* TASK INSTRUCTIONS *
The records below hold pictures; please leave those out and retype the rest exactly.

* PROVIDED RECORDS *
-=-=-

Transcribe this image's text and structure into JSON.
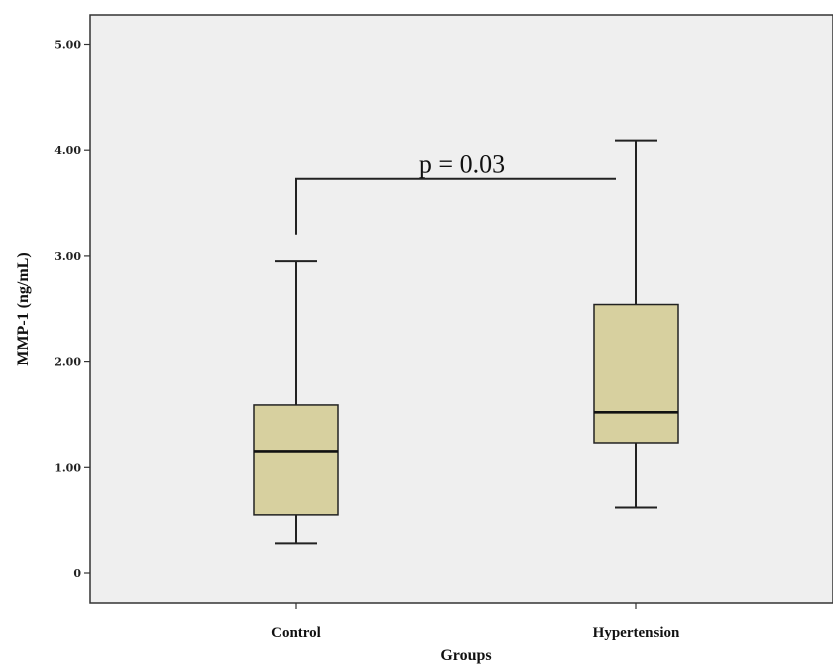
{
  "chart_data": {
    "type": "boxplot",
    "xlabel": "Groups",
    "ylabel": "MMP-1 (ng/mL)",
    "ylim": [
      -0.25,
      5.4
    ],
    "yticks": [
      0,
      1,
      2,
      3,
      4,
      5
    ],
    "ytick_labels": [
      "0",
      "1.00",
      "2.00",
      "3.00",
      "4.00",
      "5.00"
    ],
    "grid": false,
    "categories": [
      "Control",
      "Hypertension"
    ],
    "boxes": [
      {
        "category": "Control",
        "whisker_low": 0.28,
        "q1": 0.55,
        "median": 1.15,
        "q3": 1.59,
        "whisker_high": 2.95
      },
      {
        "category": "Hypertension",
        "whisker_low": 0.62,
        "q1": 1.23,
        "median": 1.52,
        "q3": 2.54,
        "whisker_high": 4.09
      }
    ],
    "annotation": {
      "text": "p = 0.03",
      "bracket_y": 3.73,
      "left_drop_y": 3.2
    },
    "colors": {
      "plot_background": "#efefef",
      "box_fill": "#d7d09f",
      "line": "#222222",
      "axis": "#333333"
    }
  }
}
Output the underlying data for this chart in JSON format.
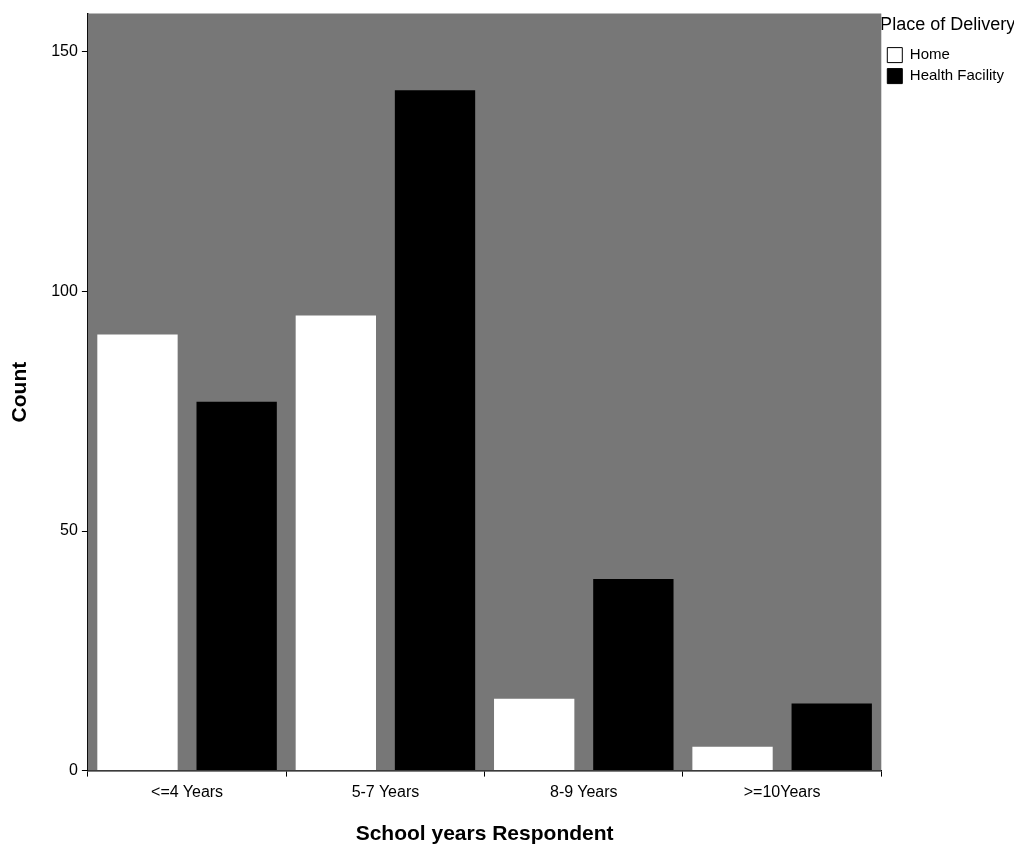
{
  "chart_data": {
    "type": "bar",
    "xlabel": "School years Respondent",
    "ylabel": "Count",
    "legend_title": "Place of Delivery",
    "categories": [
      "<=4 Years",
      "5-7 Years",
      "8-9 Years",
      ">=10Years"
    ],
    "series": [
      {
        "name": "Home",
        "color": "#ffffff",
        "values": [
          91,
          95,
          15,
          5
        ]
      },
      {
        "name": "Health Facility",
        "color": "#000000",
        "values": [
          77,
          142,
          40,
          14
        ]
      }
    ],
    "ylim": [
      0,
      158
    ],
    "yticks": [
      0,
      50,
      100,
      150
    ],
    "grid": false,
    "legend": "top right"
  }
}
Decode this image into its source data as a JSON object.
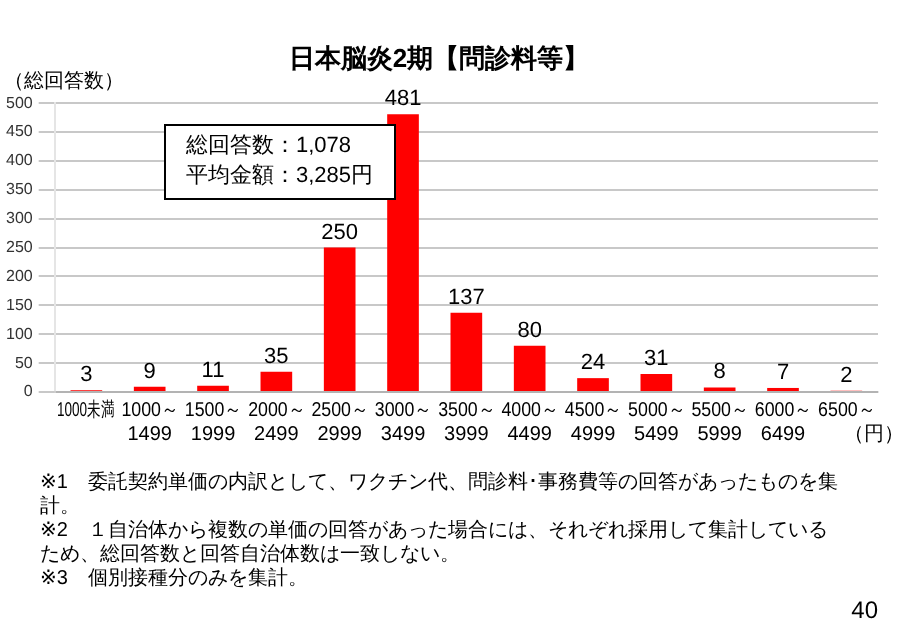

-=-=-

* THE COMPLETED TASK *
Transcribe this image's text and structure into JSON.
{
  "chart_data": {
    "type": "boxplot",
    "xlabel": "Groups",
    "ylabel": "MMP-1 (ng/mL)",
    "ylim": [
      -0.25,
      5.4
    ],
    "yticks": [
      0,
      1,
      2,
      3,
      4,
      5
    ],
    "ytick_labels": [
      "0",
      "1.00",
      "2.00",
      "3.00",
      "4.00",
      "5.00"
    ],
    "grid": false,
    "categories": [
      "Control",
      "Hypertension"
    ],
    "boxes": [
      {
        "category": "Control",
        "whisker_low": 0.28,
        "q1": 0.55,
        "median": 1.15,
        "q3": 1.59,
        "whisker_high": 2.95
      },
      {
        "category": "Hypertension",
        "whisker_low": 0.62,
        "q1": 1.23,
        "median": 1.52,
        "q3": 2.54,
        "whisker_high": 4.09
      }
    ],
    "annotation": {
      "text": "p = 0.03",
      "bracket_y": 3.73,
      "left_drop_y": 3.2
    },
    "colors": {
      "plot_background": "#efefef",
      "box_fill": "#d7d09f",
      "line": "#222222",
      "axis": "#333333"
    }
  }
}
Output the underlying data for this chart in JSON format.
{
  "chart_data": {
    "type": "bar",
    "xlabel": "School years Respondent",
    "ylabel": "Count",
    "legend_title": "Place of Delivery",
    "categories": [
      "<=4 Years",
      "5-7 Years",
      "8-9 Years",
      ">=10Years"
    ],
    "series": [
      {
        "name": "Home",
        "color": "#ffffff",
        "values": [
          91,
          95,
          15,
          5
        ]
      },
      {
        "name": "Health Facility",
        "color": "#000000",
        "values": [
          77,
          142,
          40,
          14
        ]
      }
    ],
    "ylim": [
      0,
      158
    ],
    "yticks": [
      0,
      50,
      100,
      150
    ],
    "grid": false,
    "legend": "top right"
  }
}
Decode this image into its source data as a JSON object.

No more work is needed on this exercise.